*Stated problem*: Retype every entry exactly, character for character.

*Entries shown*:
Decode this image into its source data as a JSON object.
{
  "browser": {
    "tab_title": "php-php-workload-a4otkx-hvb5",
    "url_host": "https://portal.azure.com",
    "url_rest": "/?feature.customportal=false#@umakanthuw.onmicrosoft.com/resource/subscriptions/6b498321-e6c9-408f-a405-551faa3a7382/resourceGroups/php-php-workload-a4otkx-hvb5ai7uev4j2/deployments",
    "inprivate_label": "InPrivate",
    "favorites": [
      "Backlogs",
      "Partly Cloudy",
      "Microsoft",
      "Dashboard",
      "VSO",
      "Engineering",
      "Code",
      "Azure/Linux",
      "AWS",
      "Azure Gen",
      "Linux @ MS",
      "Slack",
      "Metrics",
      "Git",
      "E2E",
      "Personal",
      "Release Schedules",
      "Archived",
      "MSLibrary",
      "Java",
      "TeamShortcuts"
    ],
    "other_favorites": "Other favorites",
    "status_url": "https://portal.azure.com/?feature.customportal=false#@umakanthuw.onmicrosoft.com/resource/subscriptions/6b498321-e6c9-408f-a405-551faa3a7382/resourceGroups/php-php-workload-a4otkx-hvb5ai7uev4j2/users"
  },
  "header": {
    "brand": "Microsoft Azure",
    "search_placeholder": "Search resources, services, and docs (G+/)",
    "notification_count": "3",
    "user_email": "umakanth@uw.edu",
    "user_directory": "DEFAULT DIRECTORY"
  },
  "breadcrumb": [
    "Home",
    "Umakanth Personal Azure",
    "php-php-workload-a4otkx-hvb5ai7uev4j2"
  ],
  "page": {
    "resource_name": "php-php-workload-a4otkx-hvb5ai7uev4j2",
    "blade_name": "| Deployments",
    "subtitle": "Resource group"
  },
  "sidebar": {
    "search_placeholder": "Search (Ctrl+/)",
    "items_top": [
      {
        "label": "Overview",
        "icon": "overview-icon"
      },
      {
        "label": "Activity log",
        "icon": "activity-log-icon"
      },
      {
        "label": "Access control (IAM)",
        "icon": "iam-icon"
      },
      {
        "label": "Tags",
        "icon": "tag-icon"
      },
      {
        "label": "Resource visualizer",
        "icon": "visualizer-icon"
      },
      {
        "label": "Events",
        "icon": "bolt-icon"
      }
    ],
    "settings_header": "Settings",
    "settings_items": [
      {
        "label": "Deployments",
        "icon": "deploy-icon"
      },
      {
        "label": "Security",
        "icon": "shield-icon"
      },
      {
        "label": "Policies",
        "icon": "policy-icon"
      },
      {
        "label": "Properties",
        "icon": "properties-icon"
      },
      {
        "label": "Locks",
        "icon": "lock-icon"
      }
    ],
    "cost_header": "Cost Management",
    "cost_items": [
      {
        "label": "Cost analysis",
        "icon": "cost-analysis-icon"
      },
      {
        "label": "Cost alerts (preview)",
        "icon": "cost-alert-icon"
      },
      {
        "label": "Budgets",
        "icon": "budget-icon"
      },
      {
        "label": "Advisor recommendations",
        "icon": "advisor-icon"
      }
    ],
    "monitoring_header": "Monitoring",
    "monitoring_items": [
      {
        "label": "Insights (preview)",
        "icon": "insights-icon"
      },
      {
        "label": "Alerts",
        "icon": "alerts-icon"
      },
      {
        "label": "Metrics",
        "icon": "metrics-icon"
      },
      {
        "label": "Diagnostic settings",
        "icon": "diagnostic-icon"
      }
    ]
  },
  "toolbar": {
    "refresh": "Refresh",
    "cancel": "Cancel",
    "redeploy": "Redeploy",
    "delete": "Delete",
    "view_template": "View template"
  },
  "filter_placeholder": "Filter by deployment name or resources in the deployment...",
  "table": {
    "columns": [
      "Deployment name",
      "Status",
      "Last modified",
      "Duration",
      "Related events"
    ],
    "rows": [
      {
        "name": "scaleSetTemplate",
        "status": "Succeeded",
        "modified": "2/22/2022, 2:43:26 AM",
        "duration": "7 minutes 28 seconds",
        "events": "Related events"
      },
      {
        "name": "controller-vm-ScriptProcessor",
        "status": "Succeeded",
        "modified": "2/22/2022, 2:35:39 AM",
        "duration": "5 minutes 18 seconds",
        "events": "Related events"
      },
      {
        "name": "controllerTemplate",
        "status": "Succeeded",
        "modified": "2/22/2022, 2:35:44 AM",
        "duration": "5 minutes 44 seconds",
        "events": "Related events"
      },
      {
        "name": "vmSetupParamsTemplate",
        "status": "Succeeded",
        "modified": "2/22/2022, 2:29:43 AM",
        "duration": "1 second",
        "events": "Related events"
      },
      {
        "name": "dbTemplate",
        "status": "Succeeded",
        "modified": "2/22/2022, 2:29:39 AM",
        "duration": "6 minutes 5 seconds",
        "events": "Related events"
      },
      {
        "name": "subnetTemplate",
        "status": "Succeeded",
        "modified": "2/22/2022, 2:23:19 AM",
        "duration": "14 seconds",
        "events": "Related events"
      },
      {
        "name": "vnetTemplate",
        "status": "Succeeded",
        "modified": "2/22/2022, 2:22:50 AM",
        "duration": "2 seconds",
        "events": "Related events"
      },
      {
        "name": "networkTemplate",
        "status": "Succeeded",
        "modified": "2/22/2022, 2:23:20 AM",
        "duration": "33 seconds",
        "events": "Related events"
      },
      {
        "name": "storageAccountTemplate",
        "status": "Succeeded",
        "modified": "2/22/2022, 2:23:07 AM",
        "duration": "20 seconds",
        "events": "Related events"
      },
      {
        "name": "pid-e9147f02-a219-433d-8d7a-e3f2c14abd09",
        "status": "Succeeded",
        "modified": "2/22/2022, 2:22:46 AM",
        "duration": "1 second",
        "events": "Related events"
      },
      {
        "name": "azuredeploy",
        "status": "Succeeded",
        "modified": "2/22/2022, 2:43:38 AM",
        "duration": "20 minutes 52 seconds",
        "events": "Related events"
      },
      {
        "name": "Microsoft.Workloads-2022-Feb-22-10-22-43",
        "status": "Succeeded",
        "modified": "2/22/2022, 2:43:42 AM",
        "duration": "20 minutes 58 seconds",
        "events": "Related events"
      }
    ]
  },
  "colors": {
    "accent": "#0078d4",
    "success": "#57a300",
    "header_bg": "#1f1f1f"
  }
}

*Exercise output*:
Decode this image into its source data as a JSON object.
{
  "browser": {
    "tab_title": "php-php-workload-a4otkx-hvb5",
    "url_host": "https://portal.azure.com",
    "url_rest": "/?feature.customportal=false#@umakanthuw.onmicrosoft.com/resource/subscriptions/6b498321-e6c9-408f-a405-551faa3a7382/resourceGroups/php-php-workload-a4otkx-hvb5ai7uev4j2/deployments",
    "inprivate_label": "InPrivate",
    "favorites": [
      "Backlogs",
      "Partly Cloudy",
      "Microsoft",
      "Dashboard",
      "VSO",
      "Engineering",
      "Code",
      "Azure/Linux",
      "AWS",
      "Azure Gen",
      "Linux @ MS",
      "Slack",
      "Metrics",
      "Git",
      "E2E",
      "Personal",
      "Release Schedules",
      "Archived",
      "MSLibrary",
      "Java",
      "TeamShortcuts"
    ],
    "other_favorites": "Other favorites",
    "status_url": "https://portal.azure.com/?feature.customportal=false#@umakanthuw.onmicrosoft.com/resource/subscriptions/6b498321-e6c9-408f-a405-551faa3a7382/resourceGroups/php-php-workload-a4otkx-hvb5ai7uev4j2/users"
  },
  "header": {
    "brand": "Microsoft Azure",
    "search_placeholder": "Search resources, services, and docs (G+/)",
    "notification_count": "3",
    "user_email": "umakanth@uw.edu",
    "user_directory": "DEFAULT DIRECTORY"
  },
  "breadcrumb": [
    "Home",
    "Umakanth Personal Azure",
    "php-php-workload-a4otkx-hvb5ai7uev4j2"
  ],
  "page": {
    "resource_name": "php-php-workload-a4otkx-hvb5ai7uev4j2",
    "blade_name": "| Deployments",
    "subtitle": "Resource group"
  },
  "sidebar": {
    "search_placeholder": "Search (Ctrl+/)",
    "items_top": [
      {
        "label": "Overview",
        "icon": "overview-icon"
      },
      {
        "label": "Activity log",
        "icon": "activity-log-icon"
      },
      {
        "label": "Access control (IAM)",
        "icon": "iam-icon"
      },
      {
        "label": "Tags",
        "icon": "tag-icon"
      },
      {
        "label": "Resource visualizer",
        "icon": "visualizer-icon"
      },
      {
        "label": "Events",
        "icon": "bolt-icon"
      }
    ],
    "settings_header": "Settings",
    "settings_items": [
      {
        "label": "Deployments",
        "icon": "deploy-icon"
      },
      {
        "label": "Security",
        "icon": "shield-icon"
      },
      {
        "label": "Policies",
        "icon": "policy-icon"
      },
      {
        "label": "Properties",
        "icon": "properties-icon"
      },
      {
        "label": "Locks",
        "icon": "lock-icon"
      }
    ],
    "cost_header": "Cost Management",
    "cost_items": [
      {
        "label": "Cost analysis",
        "icon": "cost-analysis-icon"
      },
      {
        "label": "Cost alerts (preview)",
        "icon": "cost-alert-icon"
      },
      {
        "label": "Budgets",
        "icon": "budget-icon"
      },
      {
        "label": "Advisor recommendations",
        "icon": "advisor-icon"
      }
    ],
    "monitoring_header": "Monitoring",
    "monitoring_items": [
      {
        "label": "Insights (preview)",
        "icon": "insights-icon"
      },
      {
        "label": "Alerts",
        "icon": "alerts-icon"
      },
      {
        "label": "Metrics",
        "icon": "metrics-icon"
      },
      {
        "label": "Diagnostic settings",
        "icon": "diagnostic-icon"
      }
    ]
  },
  "toolbar": {
    "refresh": "Refresh",
    "cancel": "Cancel",
    "redeploy": "Redeploy",
    "delete": "Delete",
    "view_template": "View template"
  },
  "filter_placeholder": "Filter by deployment name or resources in the deployment...",
  "table": {
    "columns": [
      "Deployment name",
      "Status",
      "Last modified",
      "Duration",
      "Related events"
    ],
    "rows": [
      {
        "name": "scaleSetTemplate",
        "status": "Succeeded",
        "modified": "2/22/2022, 2:43:26 AM",
        "duration": "7 minutes 28 seconds",
        "events": "Related events"
      },
      {
        "name": "controller-vm-ScriptProcessor",
        "status": "Succeeded",
        "modified": "2/22/2022, 2:35:39 AM",
        "duration": "5 minutes 18 seconds",
        "events": "Related events"
      },
      {
        "name": "controllerTemplate",
        "status": "Succeeded",
        "modified": "2/22/2022, 2:35:44 AM",
        "duration": "5 minutes 44 seconds",
        "events": "Related events"
      },
      {
        "name": "vmSetupParamsTemplate",
        "status": "Succeeded",
        "modified": "2/22/2022, 2:29:43 AM",
        "duration": "1 second",
        "events": "Related events"
      },
      {
        "name": "dbTemplate",
        "status": "Succeeded",
        "modified": "2/22/2022, 2:29:39 AM",
        "duration": "6 minutes 5 seconds",
        "events": "Related events"
      },
      {
        "name": "subnetTemplate",
        "status": "Succeeded",
        "modified": "2/22/2022, 2:23:19 AM",
        "duration": "14 seconds",
        "events": "Related events"
      },
      {
        "name": "vnetTemplate",
        "status": "Succeeded",
        "modified": "2/22/2022, 2:22:50 AM",
        "duration": "2 seconds",
        "events": "Related events"
      },
      {
        "name": "networkTemplate",
        "status": "Succeeded",
        "modified": "2/22/2022, 2:23:20 AM",
        "duration": "33 seconds",
        "events": "Related events"
      },
      {
        "name": "storageAccountTemplate",
        "status": "Succeeded",
        "modified": "2/22/2022, 2:23:07 AM",
        "duration": "20 seconds",
        "events": "Related events"
      },
      {
        "name": "pid-e9147f02-a219-433d-8d7a-e3f2c14abd09",
        "status": "Succeeded",
        "modified": "2/22/2022, 2:22:46 AM",
        "duration": "1 second",
        "events": "Related events"
      },
      {
        "name": "azuredeploy",
        "status": "Succeeded",
        "modified": "2/22/2022, 2:43:38 AM",
        "duration": "20 minutes 52 seconds",
        "events": "Related events"
      },
      {
        "name": "Microsoft.Workloads-2022-Feb-22-10-22-43",
        "status": "Succeeded",
        "modified": "2/22/2022, 2:43:42 AM",
        "duration": "20 minutes 58 seconds",
        "events": "Related events"
      }
    ]
  },
  "colors": {
    "accent": "#0078d4",
    "success": "#57a300",
    "header_bg": "#1f1f1f"
  }
}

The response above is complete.